↓
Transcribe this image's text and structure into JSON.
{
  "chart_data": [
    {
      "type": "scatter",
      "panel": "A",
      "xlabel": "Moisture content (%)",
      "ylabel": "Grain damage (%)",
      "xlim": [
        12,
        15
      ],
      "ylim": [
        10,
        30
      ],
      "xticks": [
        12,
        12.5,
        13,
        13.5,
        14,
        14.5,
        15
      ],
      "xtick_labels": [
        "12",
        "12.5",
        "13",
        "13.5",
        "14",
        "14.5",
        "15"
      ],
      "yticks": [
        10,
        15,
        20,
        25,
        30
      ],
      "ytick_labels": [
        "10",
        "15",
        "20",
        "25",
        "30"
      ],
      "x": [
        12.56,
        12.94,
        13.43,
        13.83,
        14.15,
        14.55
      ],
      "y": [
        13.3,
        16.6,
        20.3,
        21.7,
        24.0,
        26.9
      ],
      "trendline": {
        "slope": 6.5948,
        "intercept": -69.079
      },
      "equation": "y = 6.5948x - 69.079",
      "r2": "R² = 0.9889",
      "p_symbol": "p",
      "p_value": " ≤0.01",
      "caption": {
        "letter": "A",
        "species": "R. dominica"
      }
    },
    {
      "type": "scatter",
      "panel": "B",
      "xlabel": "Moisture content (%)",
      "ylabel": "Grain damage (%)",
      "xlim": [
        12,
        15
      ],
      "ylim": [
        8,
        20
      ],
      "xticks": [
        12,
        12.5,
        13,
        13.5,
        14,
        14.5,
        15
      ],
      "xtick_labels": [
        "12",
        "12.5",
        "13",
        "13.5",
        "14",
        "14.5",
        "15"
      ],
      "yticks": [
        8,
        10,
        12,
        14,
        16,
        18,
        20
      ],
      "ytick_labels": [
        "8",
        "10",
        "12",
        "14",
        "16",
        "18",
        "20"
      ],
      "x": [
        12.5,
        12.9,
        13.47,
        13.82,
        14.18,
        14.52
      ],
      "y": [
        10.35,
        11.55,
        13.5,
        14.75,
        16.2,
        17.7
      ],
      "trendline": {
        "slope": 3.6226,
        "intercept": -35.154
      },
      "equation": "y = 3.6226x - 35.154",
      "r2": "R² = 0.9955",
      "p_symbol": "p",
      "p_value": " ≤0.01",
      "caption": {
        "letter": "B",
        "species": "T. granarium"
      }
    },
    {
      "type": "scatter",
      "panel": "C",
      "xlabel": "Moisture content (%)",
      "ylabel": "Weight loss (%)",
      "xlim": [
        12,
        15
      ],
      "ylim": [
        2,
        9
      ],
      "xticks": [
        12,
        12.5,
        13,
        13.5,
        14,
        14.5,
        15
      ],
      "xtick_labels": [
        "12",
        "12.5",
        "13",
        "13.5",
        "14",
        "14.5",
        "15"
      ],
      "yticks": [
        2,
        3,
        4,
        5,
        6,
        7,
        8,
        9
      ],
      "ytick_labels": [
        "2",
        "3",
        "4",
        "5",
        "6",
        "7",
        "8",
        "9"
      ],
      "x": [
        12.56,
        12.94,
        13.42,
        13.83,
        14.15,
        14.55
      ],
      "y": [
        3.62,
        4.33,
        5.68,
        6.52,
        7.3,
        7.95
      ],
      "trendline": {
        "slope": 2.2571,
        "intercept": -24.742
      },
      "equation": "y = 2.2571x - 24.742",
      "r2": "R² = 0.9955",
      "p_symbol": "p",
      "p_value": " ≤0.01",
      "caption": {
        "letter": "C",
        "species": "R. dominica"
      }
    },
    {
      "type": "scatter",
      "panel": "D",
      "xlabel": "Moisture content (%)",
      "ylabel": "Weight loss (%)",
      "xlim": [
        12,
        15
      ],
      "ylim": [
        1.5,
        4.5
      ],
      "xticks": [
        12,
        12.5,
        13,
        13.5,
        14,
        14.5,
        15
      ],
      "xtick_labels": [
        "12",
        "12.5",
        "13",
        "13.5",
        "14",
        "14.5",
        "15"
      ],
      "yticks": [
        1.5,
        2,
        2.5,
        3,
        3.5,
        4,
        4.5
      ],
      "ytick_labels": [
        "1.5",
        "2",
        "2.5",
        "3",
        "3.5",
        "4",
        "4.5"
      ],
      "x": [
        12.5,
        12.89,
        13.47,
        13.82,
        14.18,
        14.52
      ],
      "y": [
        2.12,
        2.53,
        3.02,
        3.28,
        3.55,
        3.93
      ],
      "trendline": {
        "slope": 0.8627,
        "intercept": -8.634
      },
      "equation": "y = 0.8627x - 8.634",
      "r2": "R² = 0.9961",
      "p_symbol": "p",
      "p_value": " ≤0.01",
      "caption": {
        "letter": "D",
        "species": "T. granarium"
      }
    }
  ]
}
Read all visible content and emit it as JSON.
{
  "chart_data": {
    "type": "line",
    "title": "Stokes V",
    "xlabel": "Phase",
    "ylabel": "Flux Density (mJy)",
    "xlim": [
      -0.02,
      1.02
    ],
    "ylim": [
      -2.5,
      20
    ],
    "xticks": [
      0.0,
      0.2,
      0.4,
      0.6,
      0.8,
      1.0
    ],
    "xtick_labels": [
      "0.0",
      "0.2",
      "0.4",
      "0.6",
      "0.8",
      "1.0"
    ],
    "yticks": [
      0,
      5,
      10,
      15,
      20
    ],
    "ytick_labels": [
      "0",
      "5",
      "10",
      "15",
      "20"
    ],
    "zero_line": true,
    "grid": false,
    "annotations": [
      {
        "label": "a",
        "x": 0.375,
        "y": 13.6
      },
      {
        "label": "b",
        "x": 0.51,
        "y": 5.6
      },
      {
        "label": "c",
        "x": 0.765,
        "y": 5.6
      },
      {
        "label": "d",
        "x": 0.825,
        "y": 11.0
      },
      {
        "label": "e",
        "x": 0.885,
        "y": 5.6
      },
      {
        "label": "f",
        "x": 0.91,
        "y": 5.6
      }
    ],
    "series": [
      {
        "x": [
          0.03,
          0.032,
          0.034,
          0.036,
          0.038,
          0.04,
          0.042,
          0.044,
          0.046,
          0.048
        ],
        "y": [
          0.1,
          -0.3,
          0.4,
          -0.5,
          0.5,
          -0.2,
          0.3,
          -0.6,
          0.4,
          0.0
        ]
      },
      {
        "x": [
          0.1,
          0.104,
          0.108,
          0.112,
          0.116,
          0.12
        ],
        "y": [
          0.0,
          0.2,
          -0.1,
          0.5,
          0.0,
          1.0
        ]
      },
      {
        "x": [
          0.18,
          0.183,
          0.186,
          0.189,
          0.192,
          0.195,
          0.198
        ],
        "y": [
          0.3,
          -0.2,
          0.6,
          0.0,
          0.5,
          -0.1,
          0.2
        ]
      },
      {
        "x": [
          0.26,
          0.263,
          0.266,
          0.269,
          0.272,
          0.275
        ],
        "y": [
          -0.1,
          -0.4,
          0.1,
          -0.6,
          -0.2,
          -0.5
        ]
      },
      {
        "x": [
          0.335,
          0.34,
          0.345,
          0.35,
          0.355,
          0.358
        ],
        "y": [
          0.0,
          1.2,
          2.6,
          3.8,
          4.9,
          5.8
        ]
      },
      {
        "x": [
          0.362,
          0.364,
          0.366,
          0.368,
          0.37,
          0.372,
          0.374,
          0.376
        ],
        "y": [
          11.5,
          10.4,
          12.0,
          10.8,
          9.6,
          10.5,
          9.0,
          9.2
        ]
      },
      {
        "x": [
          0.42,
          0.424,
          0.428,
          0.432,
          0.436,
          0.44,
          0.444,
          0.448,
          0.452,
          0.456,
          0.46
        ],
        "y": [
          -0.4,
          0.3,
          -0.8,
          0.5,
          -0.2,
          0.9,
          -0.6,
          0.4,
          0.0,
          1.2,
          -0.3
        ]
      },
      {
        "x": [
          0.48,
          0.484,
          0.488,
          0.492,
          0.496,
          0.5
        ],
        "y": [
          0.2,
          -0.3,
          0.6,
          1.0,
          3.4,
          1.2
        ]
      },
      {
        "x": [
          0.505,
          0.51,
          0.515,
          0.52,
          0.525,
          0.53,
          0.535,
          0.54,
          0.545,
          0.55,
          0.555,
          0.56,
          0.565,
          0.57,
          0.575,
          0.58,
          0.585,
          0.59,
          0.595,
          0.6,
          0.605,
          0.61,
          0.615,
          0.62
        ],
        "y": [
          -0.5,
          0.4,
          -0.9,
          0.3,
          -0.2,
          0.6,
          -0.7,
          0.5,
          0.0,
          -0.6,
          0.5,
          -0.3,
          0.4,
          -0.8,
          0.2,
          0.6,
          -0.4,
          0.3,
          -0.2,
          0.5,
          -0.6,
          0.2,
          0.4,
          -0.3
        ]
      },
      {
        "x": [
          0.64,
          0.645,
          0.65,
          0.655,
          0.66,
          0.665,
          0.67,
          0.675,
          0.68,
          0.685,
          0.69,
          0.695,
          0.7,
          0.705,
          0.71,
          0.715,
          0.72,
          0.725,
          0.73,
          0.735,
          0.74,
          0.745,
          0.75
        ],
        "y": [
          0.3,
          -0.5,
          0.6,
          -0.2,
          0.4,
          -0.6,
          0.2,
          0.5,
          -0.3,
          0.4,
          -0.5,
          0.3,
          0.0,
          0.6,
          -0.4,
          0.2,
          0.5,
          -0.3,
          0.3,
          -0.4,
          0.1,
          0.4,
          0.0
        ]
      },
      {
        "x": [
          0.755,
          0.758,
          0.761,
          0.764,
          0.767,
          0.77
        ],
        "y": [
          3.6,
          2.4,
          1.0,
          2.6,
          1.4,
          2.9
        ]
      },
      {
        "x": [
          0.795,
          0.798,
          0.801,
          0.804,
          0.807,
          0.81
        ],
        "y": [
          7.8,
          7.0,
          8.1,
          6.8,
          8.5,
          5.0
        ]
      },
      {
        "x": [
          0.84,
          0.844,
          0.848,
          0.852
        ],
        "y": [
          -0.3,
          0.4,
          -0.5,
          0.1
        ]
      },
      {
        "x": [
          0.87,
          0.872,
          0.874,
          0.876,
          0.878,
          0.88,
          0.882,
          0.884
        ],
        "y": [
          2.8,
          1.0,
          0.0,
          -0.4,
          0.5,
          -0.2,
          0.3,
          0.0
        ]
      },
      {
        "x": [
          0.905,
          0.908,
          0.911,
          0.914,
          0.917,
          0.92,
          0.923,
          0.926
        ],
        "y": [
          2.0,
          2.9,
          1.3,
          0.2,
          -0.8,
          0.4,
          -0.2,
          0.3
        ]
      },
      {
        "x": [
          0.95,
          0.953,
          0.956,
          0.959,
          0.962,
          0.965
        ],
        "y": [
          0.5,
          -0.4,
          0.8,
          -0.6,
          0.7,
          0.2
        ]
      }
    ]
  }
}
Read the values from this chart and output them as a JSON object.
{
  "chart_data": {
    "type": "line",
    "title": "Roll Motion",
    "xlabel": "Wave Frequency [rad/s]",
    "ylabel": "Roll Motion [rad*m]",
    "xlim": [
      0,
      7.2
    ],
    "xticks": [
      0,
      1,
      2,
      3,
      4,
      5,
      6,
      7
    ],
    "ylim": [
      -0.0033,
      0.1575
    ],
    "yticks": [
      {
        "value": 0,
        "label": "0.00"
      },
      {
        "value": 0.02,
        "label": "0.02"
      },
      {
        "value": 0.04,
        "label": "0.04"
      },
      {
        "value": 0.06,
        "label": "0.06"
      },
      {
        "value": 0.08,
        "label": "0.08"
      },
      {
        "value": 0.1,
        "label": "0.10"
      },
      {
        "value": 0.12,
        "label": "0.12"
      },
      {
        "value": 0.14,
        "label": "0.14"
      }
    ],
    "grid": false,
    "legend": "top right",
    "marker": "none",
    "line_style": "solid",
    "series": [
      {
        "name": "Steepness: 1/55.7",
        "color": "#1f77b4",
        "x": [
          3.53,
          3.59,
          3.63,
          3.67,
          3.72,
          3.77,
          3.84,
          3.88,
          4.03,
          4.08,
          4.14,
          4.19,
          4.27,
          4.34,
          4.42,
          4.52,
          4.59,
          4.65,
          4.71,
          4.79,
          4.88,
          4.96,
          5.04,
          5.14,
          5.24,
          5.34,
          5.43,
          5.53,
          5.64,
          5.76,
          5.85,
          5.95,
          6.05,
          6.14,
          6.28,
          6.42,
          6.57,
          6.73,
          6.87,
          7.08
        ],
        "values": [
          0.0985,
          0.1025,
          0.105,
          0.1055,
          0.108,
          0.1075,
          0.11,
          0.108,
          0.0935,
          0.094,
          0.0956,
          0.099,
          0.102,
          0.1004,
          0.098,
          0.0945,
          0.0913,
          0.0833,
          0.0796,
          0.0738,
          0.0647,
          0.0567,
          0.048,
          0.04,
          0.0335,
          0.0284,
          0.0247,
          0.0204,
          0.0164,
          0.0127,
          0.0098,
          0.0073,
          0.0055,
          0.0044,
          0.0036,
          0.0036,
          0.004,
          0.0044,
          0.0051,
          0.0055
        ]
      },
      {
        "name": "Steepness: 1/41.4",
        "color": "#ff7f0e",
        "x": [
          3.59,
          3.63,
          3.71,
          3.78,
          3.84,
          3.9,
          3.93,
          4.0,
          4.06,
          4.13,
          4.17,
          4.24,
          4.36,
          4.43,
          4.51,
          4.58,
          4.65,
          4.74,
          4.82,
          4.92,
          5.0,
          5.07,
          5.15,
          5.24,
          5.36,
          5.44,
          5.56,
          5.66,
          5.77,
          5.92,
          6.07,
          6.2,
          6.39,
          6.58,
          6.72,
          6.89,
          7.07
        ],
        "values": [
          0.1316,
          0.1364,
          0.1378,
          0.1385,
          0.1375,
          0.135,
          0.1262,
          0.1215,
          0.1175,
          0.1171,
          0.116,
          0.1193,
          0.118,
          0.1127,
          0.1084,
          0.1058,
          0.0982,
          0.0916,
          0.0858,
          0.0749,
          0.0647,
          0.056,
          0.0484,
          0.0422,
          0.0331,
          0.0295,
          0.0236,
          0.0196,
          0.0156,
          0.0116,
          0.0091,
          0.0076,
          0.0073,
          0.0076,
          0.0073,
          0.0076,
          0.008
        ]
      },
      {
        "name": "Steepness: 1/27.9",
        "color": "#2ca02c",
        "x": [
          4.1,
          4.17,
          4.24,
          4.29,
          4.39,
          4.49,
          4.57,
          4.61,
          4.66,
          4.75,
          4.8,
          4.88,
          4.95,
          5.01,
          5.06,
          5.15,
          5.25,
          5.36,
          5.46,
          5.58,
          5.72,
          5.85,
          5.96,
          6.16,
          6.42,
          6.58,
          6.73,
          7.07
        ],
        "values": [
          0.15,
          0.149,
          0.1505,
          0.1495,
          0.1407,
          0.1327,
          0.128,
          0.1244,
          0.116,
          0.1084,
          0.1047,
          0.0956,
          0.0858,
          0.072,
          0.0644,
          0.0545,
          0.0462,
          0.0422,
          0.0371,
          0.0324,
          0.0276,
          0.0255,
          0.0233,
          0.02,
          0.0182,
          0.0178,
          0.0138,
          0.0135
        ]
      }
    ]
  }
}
↑
Stated exercise: Search the data for the string "JSON". List each line that has it.

Output of the exercise:
Transcribe this image's text and structure into JSON.
Read all visible content and emit it as JSON.
Read the values from this chart and output them as a JSON object.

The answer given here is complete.